◆ SUPPLIED MATERIAL ◆
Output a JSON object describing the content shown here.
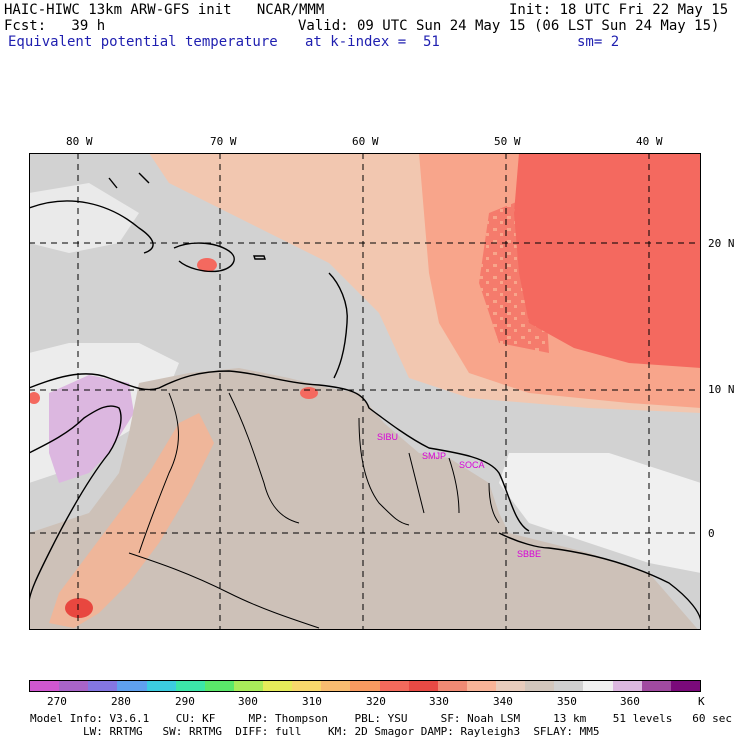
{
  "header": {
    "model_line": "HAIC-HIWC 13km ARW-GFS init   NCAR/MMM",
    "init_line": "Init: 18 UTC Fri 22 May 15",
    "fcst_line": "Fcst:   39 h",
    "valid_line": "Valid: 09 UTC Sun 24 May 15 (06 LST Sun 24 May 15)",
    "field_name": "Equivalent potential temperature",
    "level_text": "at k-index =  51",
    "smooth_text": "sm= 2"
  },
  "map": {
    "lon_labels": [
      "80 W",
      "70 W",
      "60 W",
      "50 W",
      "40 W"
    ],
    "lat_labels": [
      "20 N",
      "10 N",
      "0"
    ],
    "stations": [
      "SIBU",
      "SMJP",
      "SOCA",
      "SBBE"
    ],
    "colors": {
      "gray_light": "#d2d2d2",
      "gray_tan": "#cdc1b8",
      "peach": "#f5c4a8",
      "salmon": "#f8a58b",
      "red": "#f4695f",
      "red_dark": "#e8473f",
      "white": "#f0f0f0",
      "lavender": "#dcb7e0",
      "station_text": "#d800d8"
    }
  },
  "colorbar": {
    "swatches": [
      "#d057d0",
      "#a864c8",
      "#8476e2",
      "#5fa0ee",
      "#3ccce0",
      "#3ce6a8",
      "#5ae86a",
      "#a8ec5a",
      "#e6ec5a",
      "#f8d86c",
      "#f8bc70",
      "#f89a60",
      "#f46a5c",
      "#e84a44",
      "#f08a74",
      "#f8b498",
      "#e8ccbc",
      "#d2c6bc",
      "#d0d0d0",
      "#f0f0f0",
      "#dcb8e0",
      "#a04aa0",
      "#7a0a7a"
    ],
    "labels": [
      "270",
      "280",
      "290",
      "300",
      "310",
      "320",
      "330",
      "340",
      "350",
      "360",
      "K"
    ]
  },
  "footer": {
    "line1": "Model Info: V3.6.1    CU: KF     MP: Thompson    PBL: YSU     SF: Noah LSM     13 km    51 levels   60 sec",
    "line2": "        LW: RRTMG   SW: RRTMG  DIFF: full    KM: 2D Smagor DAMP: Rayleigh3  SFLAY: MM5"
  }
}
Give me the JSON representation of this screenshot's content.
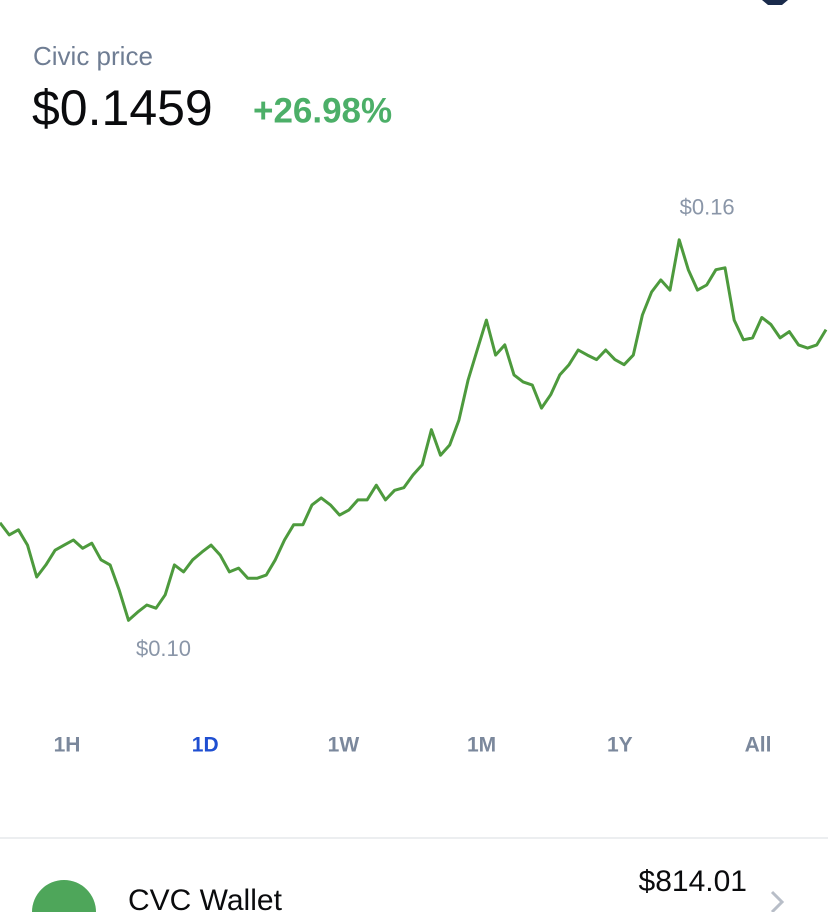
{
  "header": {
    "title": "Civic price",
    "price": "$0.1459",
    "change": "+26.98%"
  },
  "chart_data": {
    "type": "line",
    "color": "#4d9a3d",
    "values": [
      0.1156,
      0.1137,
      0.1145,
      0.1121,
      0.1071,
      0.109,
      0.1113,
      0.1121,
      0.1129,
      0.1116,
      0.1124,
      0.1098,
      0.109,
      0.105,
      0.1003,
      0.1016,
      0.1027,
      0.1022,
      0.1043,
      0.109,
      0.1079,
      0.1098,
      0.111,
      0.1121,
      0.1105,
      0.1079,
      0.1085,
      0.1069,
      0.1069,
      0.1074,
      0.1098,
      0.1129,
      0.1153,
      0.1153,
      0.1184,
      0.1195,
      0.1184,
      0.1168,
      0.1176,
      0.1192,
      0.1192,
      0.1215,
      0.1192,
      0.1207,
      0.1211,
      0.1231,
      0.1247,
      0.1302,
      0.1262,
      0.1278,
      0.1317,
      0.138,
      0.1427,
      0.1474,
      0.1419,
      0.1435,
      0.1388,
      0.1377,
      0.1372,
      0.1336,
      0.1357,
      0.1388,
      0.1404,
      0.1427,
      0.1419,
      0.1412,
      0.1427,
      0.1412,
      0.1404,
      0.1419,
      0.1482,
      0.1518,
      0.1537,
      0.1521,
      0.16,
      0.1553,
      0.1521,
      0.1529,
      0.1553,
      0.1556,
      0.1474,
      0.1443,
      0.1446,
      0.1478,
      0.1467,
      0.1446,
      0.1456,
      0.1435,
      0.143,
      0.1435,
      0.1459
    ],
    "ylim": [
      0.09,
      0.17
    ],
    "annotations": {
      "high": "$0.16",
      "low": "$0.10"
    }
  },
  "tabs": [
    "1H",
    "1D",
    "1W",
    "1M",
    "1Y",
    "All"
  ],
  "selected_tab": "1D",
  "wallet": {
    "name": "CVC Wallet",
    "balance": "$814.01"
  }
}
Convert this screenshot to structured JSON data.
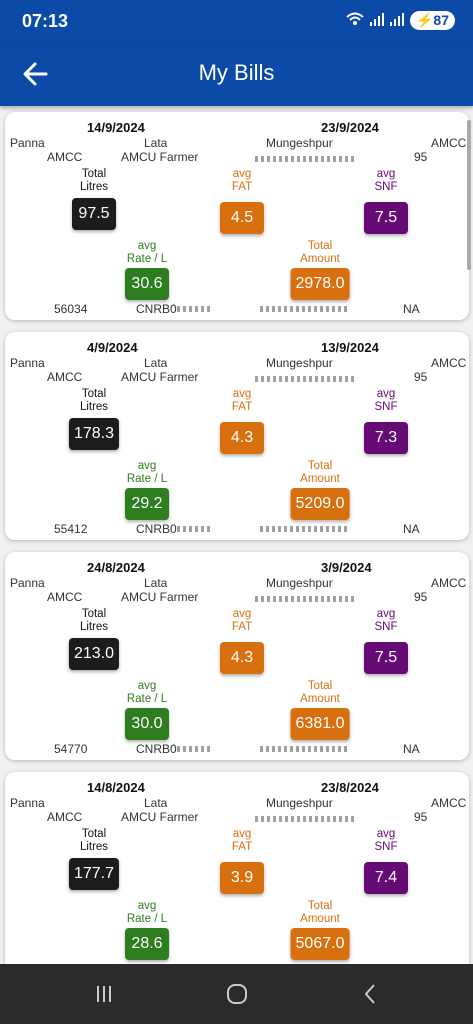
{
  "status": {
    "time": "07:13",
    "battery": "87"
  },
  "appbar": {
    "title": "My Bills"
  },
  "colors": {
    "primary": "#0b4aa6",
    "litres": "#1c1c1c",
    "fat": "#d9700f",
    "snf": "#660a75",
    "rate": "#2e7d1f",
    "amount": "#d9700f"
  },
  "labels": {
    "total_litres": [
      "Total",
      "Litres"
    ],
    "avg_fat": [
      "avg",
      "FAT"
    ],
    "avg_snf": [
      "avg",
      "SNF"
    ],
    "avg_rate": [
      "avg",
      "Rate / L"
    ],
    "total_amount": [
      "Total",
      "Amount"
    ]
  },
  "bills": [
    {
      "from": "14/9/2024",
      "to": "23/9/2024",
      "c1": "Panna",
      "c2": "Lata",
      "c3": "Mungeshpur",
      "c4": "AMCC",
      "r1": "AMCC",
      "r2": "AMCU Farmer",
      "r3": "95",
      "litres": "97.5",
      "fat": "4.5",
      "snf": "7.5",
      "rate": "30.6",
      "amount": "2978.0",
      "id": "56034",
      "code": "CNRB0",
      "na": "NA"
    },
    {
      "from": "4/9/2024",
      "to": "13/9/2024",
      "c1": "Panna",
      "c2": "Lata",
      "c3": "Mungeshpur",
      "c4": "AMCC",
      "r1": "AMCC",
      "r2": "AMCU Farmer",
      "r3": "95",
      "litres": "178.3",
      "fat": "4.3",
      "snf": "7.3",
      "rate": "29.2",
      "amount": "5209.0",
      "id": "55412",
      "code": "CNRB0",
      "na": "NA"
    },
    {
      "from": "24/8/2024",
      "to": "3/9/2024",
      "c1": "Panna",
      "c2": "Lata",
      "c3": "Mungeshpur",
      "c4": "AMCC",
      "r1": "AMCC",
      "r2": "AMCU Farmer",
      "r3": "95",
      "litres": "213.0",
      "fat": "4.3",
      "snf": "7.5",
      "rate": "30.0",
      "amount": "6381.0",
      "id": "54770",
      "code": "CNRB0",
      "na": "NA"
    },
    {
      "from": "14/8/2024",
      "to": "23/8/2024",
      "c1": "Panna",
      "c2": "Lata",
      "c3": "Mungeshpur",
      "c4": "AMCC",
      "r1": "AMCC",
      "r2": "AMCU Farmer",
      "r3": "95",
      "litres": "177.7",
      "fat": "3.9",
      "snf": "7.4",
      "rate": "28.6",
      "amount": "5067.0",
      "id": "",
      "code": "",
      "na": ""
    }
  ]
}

◆ BRIEF ◆
Leaving out the pictures, repeat the data above exactly.

◆ ANSWER TO THIS PROBLEM ◆
Output a JSON object describing the content shown here.
{
  "header": {
    "model_line": "HAIC-HIWC 13km ARW-GFS init   NCAR/MMM",
    "init_line": "Init: 18 UTC Fri 22 May 15",
    "fcst_line": "Fcst:   39 h",
    "valid_line": "Valid: 09 UTC Sun 24 May 15 (06 LST Sun 24 May 15)",
    "field_name": "Equivalent potential temperature",
    "level_text": "at k-index =  51",
    "smooth_text": "sm= 2"
  },
  "map": {
    "lon_labels": [
      "80 W",
      "70 W",
      "60 W",
      "50 W",
      "40 W"
    ],
    "lat_labels": [
      "20 N",
      "10 N",
      "0"
    ],
    "stations": [
      "SIBU",
      "SMJP",
      "SOCA",
      "SBBE"
    ],
    "colors": {
      "gray_light": "#d2d2d2",
      "gray_tan": "#cdc1b8",
      "peach": "#f5c4a8",
      "salmon": "#f8a58b",
      "red": "#f4695f",
      "red_dark": "#e8473f",
      "white": "#f0f0f0",
      "lavender": "#dcb7e0",
      "station_text": "#d800d8"
    }
  },
  "colorbar": {
    "swatches": [
      "#d057d0",
      "#a864c8",
      "#8476e2",
      "#5fa0ee",
      "#3ccce0",
      "#3ce6a8",
      "#5ae86a",
      "#a8ec5a",
      "#e6ec5a",
      "#f8d86c",
      "#f8bc70",
      "#f89a60",
      "#f46a5c",
      "#e84a44",
      "#f08a74",
      "#f8b498",
      "#e8ccbc",
      "#d2c6bc",
      "#d0d0d0",
      "#f0f0f0",
      "#dcb8e0",
      "#a04aa0",
      "#7a0a7a"
    ],
    "labels": [
      "270",
      "280",
      "290",
      "300",
      "310",
      "320",
      "330",
      "340",
      "350",
      "360",
      "K"
    ]
  },
  "footer": {
    "line1": "Model Info: V3.6.1    CU: KF     MP: Thompson    PBL: YSU     SF: Noah LSM     13 km    51 levels   60 sec",
    "line2": "        LW: RRTMG   SW: RRTMG  DIFF: full    KM: 2D Smagor DAMP: Rayleigh3  SFLAY: MM5"
  }
}
Give me the JSON representation of this screenshot's content.
{
  "header": {
    "title": "Civic price",
    "price": "$0.1459",
    "change": "+26.98%"
  },
  "chart_data": {
    "type": "line",
    "color": "#4d9a3d",
    "values": [
      0.1156,
      0.1137,
      0.1145,
      0.1121,
      0.1071,
      0.109,
      0.1113,
      0.1121,
      0.1129,
      0.1116,
      0.1124,
      0.1098,
      0.109,
      0.105,
      0.1003,
      0.1016,
      0.1027,
      0.1022,
      0.1043,
      0.109,
      0.1079,
      0.1098,
      0.111,
      0.1121,
      0.1105,
      0.1079,
      0.1085,
      0.1069,
      0.1069,
      0.1074,
      0.1098,
      0.1129,
      0.1153,
      0.1153,
      0.1184,
      0.1195,
      0.1184,
      0.1168,
      0.1176,
      0.1192,
      0.1192,
      0.1215,
      0.1192,
      0.1207,
      0.1211,
      0.1231,
      0.1247,
      0.1302,
      0.1262,
      0.1278,
      0.1317,
      0.138,
      0.1427,
      0.1474,
      0.1419,
      0.1435,
      0.1388,
      0.1377,
      0.1372,
      0.1336,
      0.1357,
      0.1388,
      0.1404,
      0.1427,
      0.1419,
      0.1412,
      0.1427,
      0.1412,
      0.1404,
      0.1419,
      0.1482,
      0.1518,
      0.1537,
      0.1521,
      0.16,
      0.1553,
      0.1521,
      0.1529,
      0.1553,
      0.1556,
      0.1474,
      0.1443,
      0.1446,
      0.1478,
      0.1467,
      0.1446,
      0.1456,
      0.1435,
      0.143,
      0.1435,
      0.1459
    ],
    "ylim": [
      0.09,
      0.17
    ],
    "annotations": {
      "high": "$0.16",
      "low": "$0.10"
    }
  },
  "tabs": [
    "1H",
    "1D",
    "1W",
    "1M",
    "1Y",
    "All"
  ],
  "selected_tab": "1D",
  "wallet": {
    "name": "CVC Wallet",
    "balance": "$814.01"
  }
}
Convert this screenshot to structured JSON data.
{
  "status": {
    "time": "07:13",
    "battery": "87"
  },
  "appbar": {
    "title": "My Bills"
  },
  "colors": {
    "primary": "#0b4aa6",
    "litres": "#1c1c1c",
    "fat": "#d9700f",
    "snf": "#660a75",
    "rate": "#2e7d1f",
    "amount": "#d9700f"
  },
  "labels": {
    "total_litres": [
      "Total",
      "Litres"
    ],
    "avg_fat": [
      "avg",
      "FAT"
    ],
    "avg_snf": [
      "avg",
      "SNF"
    ],
    "avg_rate": [
      "avg",
      "Rate / L"
    ],
    "total_amount": [
      "Total",
      "Amount"
    ]
  },
  "bills": [
    {
      "from": "14/9/2024",
      "to": "23/9/2024",
      "c1": "Panna",
      "c2": "Lata",
      "c3": "Mungeshpur",
      "c4": "AMCC",
      "r1": "AMCC",
      "r2": "AMCU Farmer",
      "r3": "95",
      "litres": "97.5",
      "fat": "4.5",
      "snf": "7.5",
      "rate": "30.6",
      "amount": "2978.0",
      "id": "56034",
      "code": "CNRB0",
      "na": "NA"
    },
    {
      "from": "4/9/2024",
      "to": "13/9/2024",
      "c1": "Panna",
      "c2": "Lata",
      "c3": "Mungeshpur",
      "c4": "AMCC",
      "r1": "AMCC",
      "r2": "AMCU Farmer",
      "r3": "95",
      "litres": "178.3",
      "fat": "4.3",
      "snf": "7.3",
      "rate": "29.2",
      "amount": "5209.0",
      "id": "55412",
      "code": "CNRB0",
      "na": "NA"
    },
    {
      "from": "24/8/2024",
      "to": "3/9/2024",
      "c1": "Panna",
      "c2": "Lata",
      "c3": "Mungeshpur",
      "c4": "AMCC",
      "r1": "AMCC",
      "r2": "AMCU Farmer",
      "r3": "95",
      "litres": "213.0",
      "fat": "4.3",
      "snf": "7.5",
      "rate": "30.0",
      "amount": "6381.0",
      "id": "54770",
      "code": "CNRB0",
      "na": "NA"
    },
    {
      "from": "14/8/2024",
      "to": "23/8/2024",
      "c1": "Panna",
      "c2": "Lata",
      "c3": "Mungeshpur",
      "c4": "AMCC",
      "r1": "AMCC",
      "r2": "AMCU Farmer",
      "r3": "95",
      "litres": "177.7",
      "fat": "3.9",
      "snf": "7.4",
      "rate": "28.6",
      "amount": "5067.0",
      "id": "",
      "code": "",
      "na": ""
    }
  ]
}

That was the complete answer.